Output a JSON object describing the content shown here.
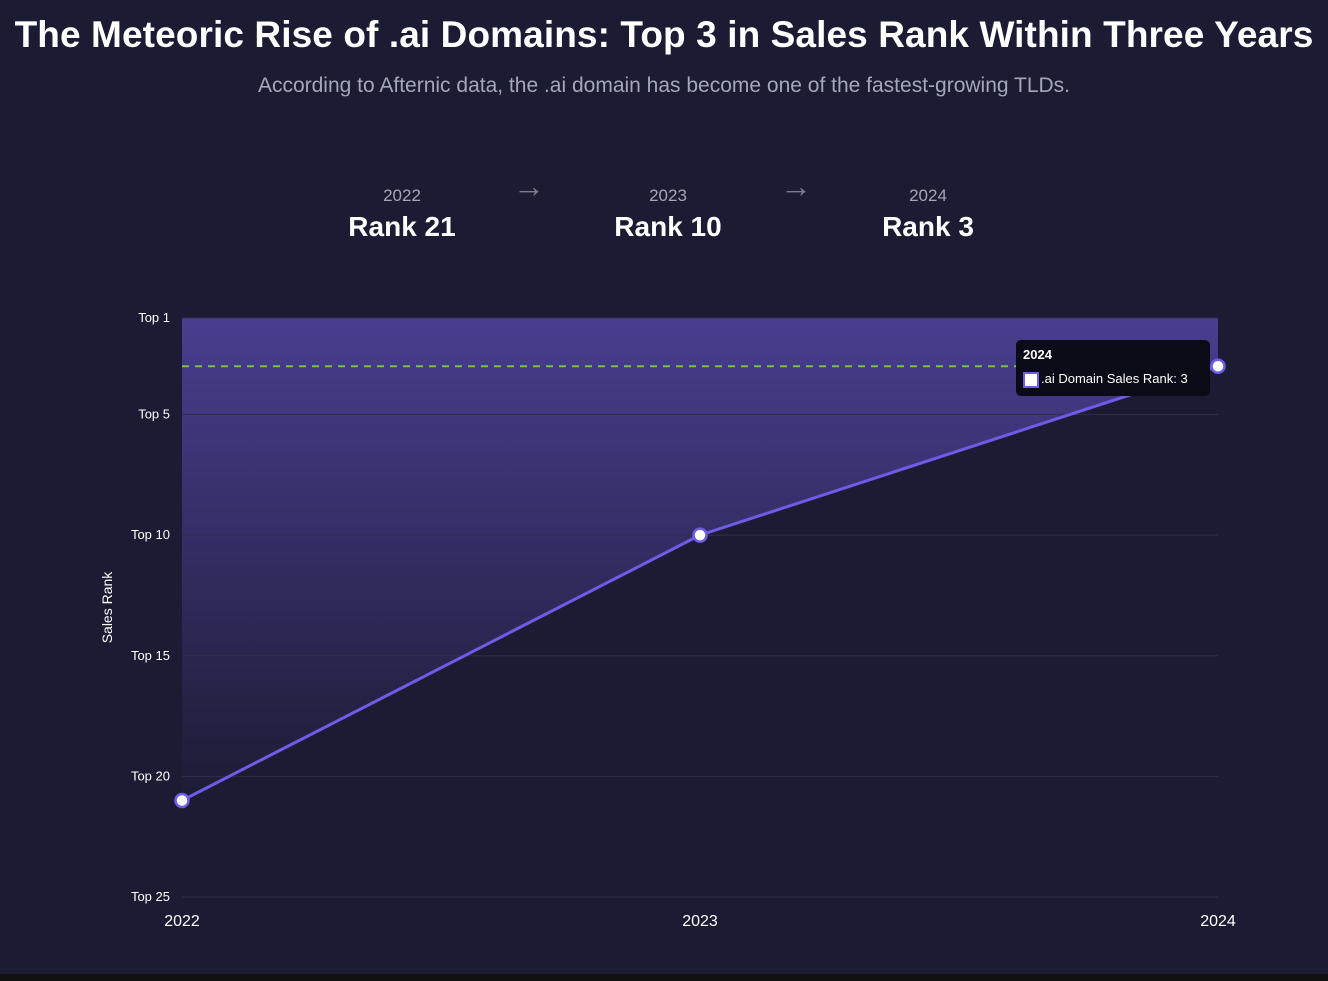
{
  "header": {
    "title": "The Meteoric Rise of .ai Domains: Top 3 in Sales Rank Within Three Years",
    "subtitle": "According to Afternic data, the .ai domain has become one of the fastest-growing TLDs."
  },
  "milestones": [
    {
      "year": "2022",
      "rank": "Rank 21"
    },
    {
      "year": "2023",
      "rank": "Rank 10"
    },
    {
      "year": "2024",
      "rank": "Rank 3"
    }
  ],
  "arrow_glyph": "→",
  "colors": {
    "background": "#1b1c33",
    "line": "#6c5ce7",
    "fill_top": "#473e8f",
    "target_line": "#7bc043",
    "grid": "#2e2f4d",
    "muted_text": "#a3a7bb"
  },
  "chart_data": {
    "type": "area",
    "x": [
      "2022",
      "2023",
      "2024"
    ],
    "series": [
      {
        "name": ".ai Domain Sales Rank",
        "values": [
          21,
          10,
          3
        ]
      }
    ],
    "ylabel": "Sales Rank",
    "xlabel": "",
    "y_reversed": true,
    "ylim": [
      1,
      25
    ],
    "yticks": [
      {
        "value": 1,
        "label": "Top 1"
      },
      {
        "value": 5,
        "label": "Top 5"
      },
      {
        "value": 10,
        "label": "Top 10"
      },
      {
        "value": 15,
        "label": "Top 15"
      },
      {
        "value": 20,
        "label": "Top 20"
      },
      {
        "value": 25,
        "label": "Top 25"
      }
    ],
    "reference_line": {
      "value": 3,
      "style": "dashed"
    },
    "grid": true,
    "tooltip": {
      "title": "2024",
      "label": ".ai Domain Sales Rank: 3"
    }
  }
}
-------------------------
## WRITTEN REQUEST
Locate all lines in the listing above with the word "Sales". Copy them.

## TASK SOLUTION
    "title": "The Meteoric Rise of .ai Domains: Top 3 in Sales Rank Within Three Years",
        "name": ".ai Domain Sales Rank",
    "ylabel": "Sales Rank",
      "label": ".ai Domain Sales Rank: 3"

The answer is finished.